— start of Material supplied —

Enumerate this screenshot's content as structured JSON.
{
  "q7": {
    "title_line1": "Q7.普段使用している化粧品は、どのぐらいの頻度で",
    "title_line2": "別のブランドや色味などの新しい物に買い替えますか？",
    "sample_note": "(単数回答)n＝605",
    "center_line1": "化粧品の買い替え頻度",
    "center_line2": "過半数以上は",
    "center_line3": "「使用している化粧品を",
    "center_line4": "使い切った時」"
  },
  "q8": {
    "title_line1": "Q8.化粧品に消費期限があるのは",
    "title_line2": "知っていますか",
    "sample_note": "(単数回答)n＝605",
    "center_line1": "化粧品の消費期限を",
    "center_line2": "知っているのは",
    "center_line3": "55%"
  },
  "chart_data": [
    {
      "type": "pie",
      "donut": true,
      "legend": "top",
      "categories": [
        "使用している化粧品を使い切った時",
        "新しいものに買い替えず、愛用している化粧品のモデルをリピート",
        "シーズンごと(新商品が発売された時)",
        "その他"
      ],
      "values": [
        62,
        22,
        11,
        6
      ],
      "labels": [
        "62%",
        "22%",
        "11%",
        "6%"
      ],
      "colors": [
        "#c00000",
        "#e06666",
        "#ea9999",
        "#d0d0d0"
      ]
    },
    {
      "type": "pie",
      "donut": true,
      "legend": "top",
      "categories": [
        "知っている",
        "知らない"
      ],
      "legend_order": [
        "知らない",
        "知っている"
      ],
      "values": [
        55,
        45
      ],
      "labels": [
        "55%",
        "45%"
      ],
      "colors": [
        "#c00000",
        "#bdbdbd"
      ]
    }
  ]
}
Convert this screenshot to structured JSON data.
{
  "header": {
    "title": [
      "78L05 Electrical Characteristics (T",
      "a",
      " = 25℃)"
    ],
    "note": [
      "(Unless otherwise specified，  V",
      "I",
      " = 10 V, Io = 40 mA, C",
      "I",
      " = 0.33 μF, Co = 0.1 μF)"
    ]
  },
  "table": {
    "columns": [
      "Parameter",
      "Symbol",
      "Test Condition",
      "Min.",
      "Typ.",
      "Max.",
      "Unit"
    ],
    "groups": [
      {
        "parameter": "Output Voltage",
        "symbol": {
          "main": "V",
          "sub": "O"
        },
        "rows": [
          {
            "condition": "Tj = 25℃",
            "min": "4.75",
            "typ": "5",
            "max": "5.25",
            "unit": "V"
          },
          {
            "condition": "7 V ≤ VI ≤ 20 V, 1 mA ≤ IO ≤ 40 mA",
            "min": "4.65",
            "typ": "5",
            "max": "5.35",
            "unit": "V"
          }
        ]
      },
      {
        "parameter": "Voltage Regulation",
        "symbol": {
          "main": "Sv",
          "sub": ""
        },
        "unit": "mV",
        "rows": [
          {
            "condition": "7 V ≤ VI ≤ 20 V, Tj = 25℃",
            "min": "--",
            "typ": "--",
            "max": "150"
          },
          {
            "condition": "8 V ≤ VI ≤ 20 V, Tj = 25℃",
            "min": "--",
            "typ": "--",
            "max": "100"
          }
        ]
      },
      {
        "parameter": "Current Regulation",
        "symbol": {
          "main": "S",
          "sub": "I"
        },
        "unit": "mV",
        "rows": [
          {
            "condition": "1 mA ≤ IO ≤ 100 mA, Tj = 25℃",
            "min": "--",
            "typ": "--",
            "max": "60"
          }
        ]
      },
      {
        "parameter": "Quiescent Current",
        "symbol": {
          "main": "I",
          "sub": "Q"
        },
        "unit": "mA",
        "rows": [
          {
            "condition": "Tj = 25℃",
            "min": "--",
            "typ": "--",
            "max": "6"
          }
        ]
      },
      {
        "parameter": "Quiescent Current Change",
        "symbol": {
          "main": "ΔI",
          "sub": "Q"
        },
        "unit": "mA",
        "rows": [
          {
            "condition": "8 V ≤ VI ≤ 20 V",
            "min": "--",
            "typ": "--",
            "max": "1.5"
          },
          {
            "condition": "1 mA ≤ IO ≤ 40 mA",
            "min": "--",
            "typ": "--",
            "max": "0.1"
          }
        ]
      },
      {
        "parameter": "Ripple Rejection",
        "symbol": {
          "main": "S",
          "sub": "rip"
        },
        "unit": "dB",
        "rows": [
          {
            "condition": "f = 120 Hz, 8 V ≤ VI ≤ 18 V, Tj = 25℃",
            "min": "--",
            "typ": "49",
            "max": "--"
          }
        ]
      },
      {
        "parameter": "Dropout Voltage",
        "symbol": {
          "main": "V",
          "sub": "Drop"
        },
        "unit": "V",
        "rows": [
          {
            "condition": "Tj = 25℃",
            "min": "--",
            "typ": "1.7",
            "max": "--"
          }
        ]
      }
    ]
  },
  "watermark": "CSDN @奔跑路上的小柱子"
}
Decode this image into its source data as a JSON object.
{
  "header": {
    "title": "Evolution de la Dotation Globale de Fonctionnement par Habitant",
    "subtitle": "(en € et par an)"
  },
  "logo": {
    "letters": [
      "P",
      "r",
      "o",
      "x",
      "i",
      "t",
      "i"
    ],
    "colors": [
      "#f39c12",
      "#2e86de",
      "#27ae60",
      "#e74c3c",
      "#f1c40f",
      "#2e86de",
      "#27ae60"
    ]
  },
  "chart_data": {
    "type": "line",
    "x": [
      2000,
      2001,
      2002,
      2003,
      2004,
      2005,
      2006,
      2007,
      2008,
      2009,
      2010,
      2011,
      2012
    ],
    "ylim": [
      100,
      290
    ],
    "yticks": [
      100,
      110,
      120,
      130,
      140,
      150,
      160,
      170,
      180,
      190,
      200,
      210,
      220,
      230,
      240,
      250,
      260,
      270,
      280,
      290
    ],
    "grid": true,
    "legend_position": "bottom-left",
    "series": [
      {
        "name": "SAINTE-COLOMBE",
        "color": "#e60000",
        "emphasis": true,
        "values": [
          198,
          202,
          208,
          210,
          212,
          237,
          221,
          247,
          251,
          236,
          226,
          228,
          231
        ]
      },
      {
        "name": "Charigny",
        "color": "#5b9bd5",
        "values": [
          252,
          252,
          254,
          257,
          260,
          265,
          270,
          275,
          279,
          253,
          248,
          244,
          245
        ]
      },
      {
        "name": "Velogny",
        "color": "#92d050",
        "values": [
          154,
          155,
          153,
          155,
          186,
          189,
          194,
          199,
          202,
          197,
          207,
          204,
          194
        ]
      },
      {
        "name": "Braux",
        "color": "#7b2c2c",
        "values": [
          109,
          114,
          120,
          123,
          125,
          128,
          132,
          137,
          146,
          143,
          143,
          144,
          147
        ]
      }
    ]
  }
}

— end of Material supplied —

◆ Required task ◆
Pick out all lines from the data above in which the word "Voltage" appears.

◆ Result of this task ◆
        "parameter": "Output Voltage",
        "parameter": "Voltage Regulation",
        "parameter": "Dropout Voltage",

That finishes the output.